WHAT TO PRODUCE
Write out all entries word for word.

[Figure record listings]

= = = =

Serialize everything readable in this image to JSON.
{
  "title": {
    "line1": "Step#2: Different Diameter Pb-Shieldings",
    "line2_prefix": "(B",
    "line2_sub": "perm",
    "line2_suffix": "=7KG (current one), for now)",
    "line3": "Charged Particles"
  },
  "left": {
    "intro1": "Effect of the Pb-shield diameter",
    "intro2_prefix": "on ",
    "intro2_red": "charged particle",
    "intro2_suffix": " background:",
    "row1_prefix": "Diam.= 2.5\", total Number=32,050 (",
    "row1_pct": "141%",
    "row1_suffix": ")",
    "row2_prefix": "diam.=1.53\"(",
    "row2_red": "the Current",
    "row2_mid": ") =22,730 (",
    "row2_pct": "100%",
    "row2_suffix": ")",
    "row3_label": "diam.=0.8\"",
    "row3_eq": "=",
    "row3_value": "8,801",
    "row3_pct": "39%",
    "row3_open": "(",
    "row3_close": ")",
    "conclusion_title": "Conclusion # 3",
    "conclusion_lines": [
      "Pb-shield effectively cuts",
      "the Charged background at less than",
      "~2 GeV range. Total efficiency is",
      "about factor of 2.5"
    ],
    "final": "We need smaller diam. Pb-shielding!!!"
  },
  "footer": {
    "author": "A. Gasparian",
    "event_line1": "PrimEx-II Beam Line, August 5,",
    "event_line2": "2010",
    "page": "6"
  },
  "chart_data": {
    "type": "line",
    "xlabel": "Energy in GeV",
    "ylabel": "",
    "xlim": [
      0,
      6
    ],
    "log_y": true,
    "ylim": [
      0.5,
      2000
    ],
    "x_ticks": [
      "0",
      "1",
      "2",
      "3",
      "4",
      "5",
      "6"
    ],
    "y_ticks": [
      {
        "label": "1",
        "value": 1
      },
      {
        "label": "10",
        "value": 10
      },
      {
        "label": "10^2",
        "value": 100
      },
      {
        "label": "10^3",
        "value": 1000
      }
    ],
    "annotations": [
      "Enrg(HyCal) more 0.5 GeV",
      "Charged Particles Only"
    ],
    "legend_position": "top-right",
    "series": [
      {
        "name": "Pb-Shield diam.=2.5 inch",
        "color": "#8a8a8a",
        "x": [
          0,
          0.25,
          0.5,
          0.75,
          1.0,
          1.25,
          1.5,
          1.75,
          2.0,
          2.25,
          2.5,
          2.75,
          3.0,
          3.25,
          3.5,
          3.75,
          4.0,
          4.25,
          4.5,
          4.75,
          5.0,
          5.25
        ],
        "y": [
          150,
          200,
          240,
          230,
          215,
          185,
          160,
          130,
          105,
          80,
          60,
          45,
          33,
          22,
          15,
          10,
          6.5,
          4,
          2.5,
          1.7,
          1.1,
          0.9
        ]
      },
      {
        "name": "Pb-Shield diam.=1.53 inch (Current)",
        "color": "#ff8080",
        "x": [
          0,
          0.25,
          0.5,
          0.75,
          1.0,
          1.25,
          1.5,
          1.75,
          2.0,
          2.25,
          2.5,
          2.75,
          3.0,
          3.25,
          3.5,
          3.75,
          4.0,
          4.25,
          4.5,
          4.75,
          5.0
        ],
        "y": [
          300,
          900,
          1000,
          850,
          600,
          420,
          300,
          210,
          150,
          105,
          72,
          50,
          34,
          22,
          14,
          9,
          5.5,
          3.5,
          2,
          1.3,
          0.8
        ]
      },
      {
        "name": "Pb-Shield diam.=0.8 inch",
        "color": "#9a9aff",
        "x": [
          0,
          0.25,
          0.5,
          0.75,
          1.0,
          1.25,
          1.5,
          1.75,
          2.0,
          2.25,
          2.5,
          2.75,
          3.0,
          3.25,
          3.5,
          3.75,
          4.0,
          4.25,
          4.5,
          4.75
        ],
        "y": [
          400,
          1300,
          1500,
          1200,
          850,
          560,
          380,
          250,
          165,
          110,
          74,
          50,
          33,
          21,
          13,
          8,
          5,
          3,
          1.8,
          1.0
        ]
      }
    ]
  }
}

= = = =

RESPONSE TO THE EXERCISE
Serialize everything readable in this image to JSON.
{
  "title": {
    "line1": "Step#2: Different Diameter Pb-Shieldings",
    "line2_prefix": "(B",
    "line2_sub": "perm",
    "line2_suffix": "=7KG (current one), for now)",
    "line3": "Charged Particles"
  },
  "left": {
    "intro1": "Effect of the Pb-shield diameter",
    "intro2_prefix": "on ",
    "intro2_red": "charged particle",
    "intro2_suffix": " background:",
    "row1_prefix": "Diam.= 2.5\", total Number=32,050 (",
    "row1_pct": "141%",
    "row1_suffix": ")",
    "row2_prefix": "diam.=1.53\"(",
    "row2_red": "the Current",
    "row2_mid": ") =22,730 (",
    "row2_pct": "100%",
    "row2_suffix": ")",
    "row3_label": "diam.=0.8\"",
    "row3_eq": "=",
    "row3_value": "8,801",
    "row3_pct": "39%",
    "row3_open": "(",
    "row3_close": ")",
    "conclusion_title": "Conclusion # 3",
    "conclusion_lines": [
      "Pb-shield effectively cuts",
      "the Charged background at less than",
      "~2 GeV range. Total efficiency is",
      "about factor of 2.5"
    ],
    "final": "We need smaller diam. Pb-shielding!!!"
  },
  "footer": {
    "author": "A. Gasparian",
    "event_line1": "PrimEx-II Beam Line, August 5,",
    "event_line2": "2010",
    "page": "6"
  },
  "chart_data": {
    "type": "line",
    "xlabel": "Energy in GeV",
    "ylabel": "",
    "xlim": [
      0,
      6
    ],
    "log_y": true,
    "ylim": [
      0.5,
      2000
    ],
    "x_ticks": [
      "0",
      "1",
      "2",
      "3",
      "4",
      "5",
      "6"
    ],
    "y_ticks": [
      {
        "label": "1",
        "value": 1
      },
      {
        "label": "10",
        "value": 10
      },
      {
        "label": "10^2",
        "value": 100
      },
      {
        "label": "10^3",
        "value": 1000
      }
    ],
    "annotations": [
      "Enrg(HyCal) more 0.5 GeV",
      "Charged Particles Only"
    ],
    "legend_position": "top-right",
    "series": [
      {
        "name": "Pb-Shield diam.=2.5 inch",
        "color": "#8a8a8a",
        "x": [
          0,
          0.25,
          0.5,
          0.75,
          1.0,
          1.25,
          1.5,
          1.75,
          2.0,
          2.25,
          2.5,
          2.75,
          3.0,
          3.25,
          3.5,
          3.75,
          4.0,
          4.25,
          4.5,
          4.75,
          5.0,
          5.25
        ],
        "y": [
          150,
          200,
          240,
          230,
          215,
          185,
          160,
          130,
          105,
          80,
          60,
          45,
          33,
          22,
          15,
          10,
          6.5,
          4,
          2.5,
          1.7,
          1.1,
          0.9
        ]
      },
      {
        "name": "Pb-Shield diam.=1.53 inch (Current)",
        "color": "#ff8080",
        "x": [
          0,
          0.25,
          0.5,
          0.75,
          1.0,
          1.25,
          1.5,
          1.75,
          2.0,
          2.25,
          2.5,
          2.75,
          3.0,
          3.25,
          3.5,
          3.75,
          4.0,
          4.25,
          4.5,
          4.75,
          5.0
        ],
        "y": [
          300,
          900,
          1000,
          850,
          600,
          420,
          300,
          210,
          150,
          105,
          72,
          50,
          34,
          22,
          14,
          9,
          5.5,
          3.5,
          2,
          1.3,
          0.8
        ]
      },
      {
        "name": "Pb-Shield diam.=0.8 inch",
        "color": "#9a9aff",
        "x": [
          0,
          0.25,
          0.5,
          0.75,
          1.0,
          1.25,
          1.5,
          1.75,
          2.0,
          2.25,
          2.5,
          2.75,
          3.0,
          3.25,
          3.5,
          3.75,
          4.0,
          4.25,
          4.5,
          4.75
        ],
        "y": [
          400,
          1300,
          1500,
          1200,
          850,
          560,
          380,
          250,
          165,
          110,
          74,
          50,
          33,
          21,
          13,
          8,
          5,
          3,
          1.8,
          1.0
        ]
      }
    ]
  }
}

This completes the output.